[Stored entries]
----------

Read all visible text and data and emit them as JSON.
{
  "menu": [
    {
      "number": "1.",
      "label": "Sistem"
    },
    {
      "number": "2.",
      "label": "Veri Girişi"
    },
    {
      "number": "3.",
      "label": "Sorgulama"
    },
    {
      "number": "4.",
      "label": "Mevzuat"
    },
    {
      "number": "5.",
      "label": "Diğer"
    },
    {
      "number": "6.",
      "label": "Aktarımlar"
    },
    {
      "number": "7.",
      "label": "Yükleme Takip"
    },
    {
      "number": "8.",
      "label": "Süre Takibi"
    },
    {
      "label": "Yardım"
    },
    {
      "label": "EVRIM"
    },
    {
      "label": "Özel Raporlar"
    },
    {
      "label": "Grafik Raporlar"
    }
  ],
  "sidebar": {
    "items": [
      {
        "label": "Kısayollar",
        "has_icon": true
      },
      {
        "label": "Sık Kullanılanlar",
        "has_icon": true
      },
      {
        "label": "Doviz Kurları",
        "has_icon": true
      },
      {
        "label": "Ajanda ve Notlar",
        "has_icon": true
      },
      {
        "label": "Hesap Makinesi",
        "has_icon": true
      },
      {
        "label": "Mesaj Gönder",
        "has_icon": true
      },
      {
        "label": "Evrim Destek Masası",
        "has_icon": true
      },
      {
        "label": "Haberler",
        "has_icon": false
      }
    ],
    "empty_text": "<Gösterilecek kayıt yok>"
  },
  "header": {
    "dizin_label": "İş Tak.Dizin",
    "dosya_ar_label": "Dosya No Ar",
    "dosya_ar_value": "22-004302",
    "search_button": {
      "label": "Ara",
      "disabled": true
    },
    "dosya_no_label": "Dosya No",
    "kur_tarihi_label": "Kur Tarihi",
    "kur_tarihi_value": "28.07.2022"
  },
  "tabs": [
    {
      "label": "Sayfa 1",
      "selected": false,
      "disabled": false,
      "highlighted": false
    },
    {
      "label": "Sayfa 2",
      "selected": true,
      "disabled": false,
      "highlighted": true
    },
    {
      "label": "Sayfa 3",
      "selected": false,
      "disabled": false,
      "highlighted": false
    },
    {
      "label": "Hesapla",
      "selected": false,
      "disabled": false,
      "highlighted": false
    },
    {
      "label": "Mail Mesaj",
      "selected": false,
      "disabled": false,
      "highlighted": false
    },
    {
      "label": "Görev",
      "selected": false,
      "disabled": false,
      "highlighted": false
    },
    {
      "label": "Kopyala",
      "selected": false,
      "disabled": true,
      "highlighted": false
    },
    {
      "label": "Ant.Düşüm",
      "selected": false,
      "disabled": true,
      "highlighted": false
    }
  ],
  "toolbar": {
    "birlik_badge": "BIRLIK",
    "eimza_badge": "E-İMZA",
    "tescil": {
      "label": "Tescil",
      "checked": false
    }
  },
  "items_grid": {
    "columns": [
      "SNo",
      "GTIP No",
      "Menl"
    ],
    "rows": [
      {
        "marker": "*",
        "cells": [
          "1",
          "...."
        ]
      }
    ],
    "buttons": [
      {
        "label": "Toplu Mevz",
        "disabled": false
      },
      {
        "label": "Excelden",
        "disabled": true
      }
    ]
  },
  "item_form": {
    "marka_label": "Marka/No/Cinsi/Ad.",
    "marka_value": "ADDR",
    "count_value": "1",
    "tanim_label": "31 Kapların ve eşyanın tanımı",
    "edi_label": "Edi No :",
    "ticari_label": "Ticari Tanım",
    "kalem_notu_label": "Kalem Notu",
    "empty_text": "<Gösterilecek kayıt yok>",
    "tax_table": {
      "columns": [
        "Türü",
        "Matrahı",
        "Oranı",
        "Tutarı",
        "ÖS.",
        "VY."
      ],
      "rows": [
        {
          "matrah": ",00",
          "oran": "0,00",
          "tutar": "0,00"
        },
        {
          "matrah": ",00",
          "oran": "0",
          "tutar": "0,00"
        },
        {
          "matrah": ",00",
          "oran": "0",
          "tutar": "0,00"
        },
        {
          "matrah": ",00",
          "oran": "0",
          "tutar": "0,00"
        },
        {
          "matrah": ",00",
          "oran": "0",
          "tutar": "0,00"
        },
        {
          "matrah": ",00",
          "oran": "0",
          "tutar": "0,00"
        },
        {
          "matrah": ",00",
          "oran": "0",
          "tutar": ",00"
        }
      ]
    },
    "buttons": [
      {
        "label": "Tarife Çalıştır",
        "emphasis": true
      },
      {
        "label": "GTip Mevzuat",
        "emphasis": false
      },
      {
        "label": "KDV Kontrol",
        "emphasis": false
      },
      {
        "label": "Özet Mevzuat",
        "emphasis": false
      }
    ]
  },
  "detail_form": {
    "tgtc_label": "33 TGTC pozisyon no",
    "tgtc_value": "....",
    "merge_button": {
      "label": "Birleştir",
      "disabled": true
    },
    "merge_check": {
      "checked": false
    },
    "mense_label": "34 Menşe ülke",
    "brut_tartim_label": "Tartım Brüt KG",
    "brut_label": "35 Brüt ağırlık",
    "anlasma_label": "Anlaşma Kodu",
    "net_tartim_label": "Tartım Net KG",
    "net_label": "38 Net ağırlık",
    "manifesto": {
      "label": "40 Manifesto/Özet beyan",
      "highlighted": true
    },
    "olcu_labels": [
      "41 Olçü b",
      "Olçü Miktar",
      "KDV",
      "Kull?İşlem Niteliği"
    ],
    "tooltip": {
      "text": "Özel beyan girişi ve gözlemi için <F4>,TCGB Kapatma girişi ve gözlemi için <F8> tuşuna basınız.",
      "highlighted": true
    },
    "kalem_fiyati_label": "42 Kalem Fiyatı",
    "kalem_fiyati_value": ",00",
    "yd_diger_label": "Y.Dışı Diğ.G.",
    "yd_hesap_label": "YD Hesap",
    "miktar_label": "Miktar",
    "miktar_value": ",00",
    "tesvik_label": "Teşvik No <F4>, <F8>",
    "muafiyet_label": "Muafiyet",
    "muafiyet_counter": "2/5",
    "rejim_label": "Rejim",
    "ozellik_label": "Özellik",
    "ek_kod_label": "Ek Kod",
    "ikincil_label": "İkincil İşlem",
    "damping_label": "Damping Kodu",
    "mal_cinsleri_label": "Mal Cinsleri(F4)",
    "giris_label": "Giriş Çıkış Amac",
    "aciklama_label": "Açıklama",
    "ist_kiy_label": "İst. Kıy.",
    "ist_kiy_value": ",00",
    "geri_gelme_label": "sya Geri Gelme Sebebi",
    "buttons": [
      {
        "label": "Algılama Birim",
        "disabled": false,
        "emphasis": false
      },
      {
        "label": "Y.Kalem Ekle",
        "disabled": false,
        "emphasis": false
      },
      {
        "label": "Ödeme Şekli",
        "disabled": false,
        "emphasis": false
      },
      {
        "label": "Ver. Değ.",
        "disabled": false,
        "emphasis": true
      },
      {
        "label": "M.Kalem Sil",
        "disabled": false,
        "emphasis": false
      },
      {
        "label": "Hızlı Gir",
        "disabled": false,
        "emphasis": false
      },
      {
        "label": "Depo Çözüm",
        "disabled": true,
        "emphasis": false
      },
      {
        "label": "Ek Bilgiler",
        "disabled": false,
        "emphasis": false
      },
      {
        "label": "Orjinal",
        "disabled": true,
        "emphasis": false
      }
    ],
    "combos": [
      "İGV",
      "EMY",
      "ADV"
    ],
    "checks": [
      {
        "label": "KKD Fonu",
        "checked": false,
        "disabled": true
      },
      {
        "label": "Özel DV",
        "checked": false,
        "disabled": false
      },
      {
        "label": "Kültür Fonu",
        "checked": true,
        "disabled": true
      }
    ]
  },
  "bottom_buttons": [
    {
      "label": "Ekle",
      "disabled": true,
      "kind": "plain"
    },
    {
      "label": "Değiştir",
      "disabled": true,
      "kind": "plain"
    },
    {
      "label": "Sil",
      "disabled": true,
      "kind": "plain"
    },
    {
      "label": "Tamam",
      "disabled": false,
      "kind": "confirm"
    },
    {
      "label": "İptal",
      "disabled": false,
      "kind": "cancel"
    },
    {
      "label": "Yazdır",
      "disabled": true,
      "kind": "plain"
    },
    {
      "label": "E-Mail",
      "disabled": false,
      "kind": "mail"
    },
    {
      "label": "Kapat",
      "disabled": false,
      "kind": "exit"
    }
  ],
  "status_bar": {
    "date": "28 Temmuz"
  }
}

----------

Brief: From the listing above, copy out each line where the word "İşlem" appears.

Answer to this problem:
      "Kull?İşlem Niteliği"
    "ikincil_label": "İkincil İşlem",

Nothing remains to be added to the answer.